Given entries ▸
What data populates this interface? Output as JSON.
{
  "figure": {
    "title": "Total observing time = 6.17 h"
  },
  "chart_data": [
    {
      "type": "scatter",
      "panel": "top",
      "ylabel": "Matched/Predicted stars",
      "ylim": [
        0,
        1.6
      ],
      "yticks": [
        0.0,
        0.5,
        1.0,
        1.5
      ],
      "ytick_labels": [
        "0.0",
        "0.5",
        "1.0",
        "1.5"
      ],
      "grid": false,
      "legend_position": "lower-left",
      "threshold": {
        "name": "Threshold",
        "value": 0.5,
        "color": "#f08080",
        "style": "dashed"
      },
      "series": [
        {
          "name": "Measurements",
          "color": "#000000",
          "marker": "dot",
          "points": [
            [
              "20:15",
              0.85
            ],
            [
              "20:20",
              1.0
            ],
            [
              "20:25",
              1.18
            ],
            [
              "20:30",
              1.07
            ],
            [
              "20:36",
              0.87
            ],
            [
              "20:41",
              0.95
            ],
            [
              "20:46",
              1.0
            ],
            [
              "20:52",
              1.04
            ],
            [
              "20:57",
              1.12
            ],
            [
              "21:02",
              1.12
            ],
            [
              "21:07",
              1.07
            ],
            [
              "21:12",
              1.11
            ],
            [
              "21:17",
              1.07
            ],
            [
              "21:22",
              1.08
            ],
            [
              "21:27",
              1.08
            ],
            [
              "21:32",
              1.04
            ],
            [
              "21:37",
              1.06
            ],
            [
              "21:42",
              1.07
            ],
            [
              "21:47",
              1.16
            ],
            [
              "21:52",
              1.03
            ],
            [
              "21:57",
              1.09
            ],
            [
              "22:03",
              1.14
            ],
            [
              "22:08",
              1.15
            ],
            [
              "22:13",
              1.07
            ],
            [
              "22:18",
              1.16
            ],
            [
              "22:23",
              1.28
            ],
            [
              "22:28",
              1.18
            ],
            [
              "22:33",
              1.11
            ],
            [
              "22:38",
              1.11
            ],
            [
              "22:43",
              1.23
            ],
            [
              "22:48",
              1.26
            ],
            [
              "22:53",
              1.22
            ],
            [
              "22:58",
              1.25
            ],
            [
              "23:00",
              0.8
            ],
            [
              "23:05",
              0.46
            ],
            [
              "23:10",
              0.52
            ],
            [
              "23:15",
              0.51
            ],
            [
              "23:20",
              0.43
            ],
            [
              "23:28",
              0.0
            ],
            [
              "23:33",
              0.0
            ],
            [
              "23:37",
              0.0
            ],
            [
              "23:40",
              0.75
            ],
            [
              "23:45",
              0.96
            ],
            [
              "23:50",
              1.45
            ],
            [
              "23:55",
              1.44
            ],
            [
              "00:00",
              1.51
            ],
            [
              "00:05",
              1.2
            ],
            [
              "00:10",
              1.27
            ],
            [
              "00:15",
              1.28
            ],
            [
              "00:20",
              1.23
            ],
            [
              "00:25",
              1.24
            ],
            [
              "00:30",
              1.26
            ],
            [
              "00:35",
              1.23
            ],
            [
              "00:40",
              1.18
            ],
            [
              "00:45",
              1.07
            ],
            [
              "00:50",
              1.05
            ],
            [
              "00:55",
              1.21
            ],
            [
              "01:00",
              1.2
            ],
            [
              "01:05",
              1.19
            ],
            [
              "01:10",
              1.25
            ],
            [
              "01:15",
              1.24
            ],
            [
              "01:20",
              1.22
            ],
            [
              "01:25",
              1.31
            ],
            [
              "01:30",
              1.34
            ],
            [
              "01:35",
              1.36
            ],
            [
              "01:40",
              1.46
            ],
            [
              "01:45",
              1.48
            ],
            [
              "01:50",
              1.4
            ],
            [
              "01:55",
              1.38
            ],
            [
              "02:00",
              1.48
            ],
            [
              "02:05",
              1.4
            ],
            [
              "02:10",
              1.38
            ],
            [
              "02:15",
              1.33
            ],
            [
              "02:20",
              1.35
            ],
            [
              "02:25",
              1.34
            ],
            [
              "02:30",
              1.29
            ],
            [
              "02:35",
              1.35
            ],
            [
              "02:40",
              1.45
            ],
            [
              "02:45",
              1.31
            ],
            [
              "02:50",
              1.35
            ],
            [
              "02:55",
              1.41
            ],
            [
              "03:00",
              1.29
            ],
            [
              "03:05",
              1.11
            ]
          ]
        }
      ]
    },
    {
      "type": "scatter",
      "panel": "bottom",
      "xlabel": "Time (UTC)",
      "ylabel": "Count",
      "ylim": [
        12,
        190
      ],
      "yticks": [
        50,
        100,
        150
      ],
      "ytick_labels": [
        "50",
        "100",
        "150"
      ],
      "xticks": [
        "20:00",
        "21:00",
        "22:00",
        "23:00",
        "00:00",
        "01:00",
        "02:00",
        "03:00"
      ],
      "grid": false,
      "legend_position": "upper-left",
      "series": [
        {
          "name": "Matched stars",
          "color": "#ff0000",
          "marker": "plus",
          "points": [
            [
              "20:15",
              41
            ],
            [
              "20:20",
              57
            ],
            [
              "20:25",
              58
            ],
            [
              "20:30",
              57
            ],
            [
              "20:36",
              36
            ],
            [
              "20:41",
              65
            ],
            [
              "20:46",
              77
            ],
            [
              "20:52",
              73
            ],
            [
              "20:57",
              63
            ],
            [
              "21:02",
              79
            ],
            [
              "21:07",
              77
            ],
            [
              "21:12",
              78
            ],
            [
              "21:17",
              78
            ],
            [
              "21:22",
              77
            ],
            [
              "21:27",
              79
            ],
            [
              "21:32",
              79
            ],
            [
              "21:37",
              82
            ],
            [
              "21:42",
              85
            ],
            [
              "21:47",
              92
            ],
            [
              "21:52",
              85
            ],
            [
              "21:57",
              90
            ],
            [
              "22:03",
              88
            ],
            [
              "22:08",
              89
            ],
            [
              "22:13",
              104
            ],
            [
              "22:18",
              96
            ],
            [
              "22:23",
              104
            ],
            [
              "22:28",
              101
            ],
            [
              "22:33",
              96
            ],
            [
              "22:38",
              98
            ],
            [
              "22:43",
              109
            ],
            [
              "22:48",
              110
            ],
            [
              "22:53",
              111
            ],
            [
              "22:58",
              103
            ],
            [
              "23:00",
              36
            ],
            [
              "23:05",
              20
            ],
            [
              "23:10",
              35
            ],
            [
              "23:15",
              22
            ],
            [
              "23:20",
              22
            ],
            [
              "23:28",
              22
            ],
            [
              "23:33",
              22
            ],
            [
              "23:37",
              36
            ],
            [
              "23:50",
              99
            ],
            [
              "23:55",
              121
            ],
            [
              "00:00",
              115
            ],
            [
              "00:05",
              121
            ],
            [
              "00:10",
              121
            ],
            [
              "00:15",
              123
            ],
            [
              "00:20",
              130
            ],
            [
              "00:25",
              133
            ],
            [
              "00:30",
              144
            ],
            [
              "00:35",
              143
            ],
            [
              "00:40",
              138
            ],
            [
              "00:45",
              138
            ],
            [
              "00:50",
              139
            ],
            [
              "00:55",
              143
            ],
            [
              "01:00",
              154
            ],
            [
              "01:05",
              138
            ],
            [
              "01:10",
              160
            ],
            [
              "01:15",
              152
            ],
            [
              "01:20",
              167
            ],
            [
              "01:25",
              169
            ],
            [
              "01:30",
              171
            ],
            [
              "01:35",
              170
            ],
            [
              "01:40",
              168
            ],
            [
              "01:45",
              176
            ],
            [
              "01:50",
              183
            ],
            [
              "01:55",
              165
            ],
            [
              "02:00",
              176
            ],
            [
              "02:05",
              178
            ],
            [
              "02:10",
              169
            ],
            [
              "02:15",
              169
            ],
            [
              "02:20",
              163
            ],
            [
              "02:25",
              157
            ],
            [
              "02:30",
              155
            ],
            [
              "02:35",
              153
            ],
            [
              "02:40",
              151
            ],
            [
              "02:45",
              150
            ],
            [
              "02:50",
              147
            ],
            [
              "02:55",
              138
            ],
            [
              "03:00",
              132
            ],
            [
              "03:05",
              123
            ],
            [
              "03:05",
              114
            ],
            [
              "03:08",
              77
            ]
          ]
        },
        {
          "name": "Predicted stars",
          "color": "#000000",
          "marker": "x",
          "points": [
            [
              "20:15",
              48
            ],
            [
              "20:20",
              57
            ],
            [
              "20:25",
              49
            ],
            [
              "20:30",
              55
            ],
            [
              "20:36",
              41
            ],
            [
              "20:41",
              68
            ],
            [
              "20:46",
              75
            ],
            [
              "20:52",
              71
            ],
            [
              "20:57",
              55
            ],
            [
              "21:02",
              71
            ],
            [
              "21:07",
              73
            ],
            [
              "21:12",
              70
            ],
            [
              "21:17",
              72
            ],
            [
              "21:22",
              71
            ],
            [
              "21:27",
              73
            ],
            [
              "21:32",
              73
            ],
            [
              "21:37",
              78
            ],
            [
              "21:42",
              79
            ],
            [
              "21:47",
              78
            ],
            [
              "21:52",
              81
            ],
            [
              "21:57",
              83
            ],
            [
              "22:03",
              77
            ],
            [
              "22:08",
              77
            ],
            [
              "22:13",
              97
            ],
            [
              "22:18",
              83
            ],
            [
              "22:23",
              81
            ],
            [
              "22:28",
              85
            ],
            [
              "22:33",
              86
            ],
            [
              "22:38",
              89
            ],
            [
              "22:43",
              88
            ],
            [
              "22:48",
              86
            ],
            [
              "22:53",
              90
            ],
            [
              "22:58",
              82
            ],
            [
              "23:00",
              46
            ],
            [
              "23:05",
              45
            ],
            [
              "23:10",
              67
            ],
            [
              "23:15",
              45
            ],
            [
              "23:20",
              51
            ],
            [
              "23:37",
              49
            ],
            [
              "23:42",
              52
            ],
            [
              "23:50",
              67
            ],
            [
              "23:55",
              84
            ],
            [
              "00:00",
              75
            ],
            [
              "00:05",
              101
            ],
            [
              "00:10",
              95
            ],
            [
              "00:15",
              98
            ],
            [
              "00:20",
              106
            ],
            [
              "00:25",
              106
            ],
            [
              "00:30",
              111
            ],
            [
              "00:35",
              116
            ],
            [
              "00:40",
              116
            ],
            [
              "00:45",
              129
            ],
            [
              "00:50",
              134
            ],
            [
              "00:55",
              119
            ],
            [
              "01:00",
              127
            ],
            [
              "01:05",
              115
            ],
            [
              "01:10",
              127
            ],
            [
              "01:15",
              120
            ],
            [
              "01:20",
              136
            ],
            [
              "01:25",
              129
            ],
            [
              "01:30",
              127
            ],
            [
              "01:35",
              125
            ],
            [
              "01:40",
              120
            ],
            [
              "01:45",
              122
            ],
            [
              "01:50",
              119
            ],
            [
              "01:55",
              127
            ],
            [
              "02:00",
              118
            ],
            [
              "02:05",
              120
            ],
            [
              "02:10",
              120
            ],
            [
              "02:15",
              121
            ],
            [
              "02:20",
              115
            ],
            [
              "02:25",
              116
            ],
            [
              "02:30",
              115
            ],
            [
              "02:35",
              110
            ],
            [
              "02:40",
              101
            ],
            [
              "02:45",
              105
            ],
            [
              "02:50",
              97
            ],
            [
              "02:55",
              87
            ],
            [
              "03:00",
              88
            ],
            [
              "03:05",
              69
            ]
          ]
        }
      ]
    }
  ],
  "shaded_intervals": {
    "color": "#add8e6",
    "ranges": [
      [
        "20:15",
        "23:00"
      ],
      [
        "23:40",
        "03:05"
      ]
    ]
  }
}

Task ▸
Scan the listing above and identify each line holding the string "left"; copy every such line.

Result ▸
      "legend_position": "lower-left",
      "legend_position": "upper-left",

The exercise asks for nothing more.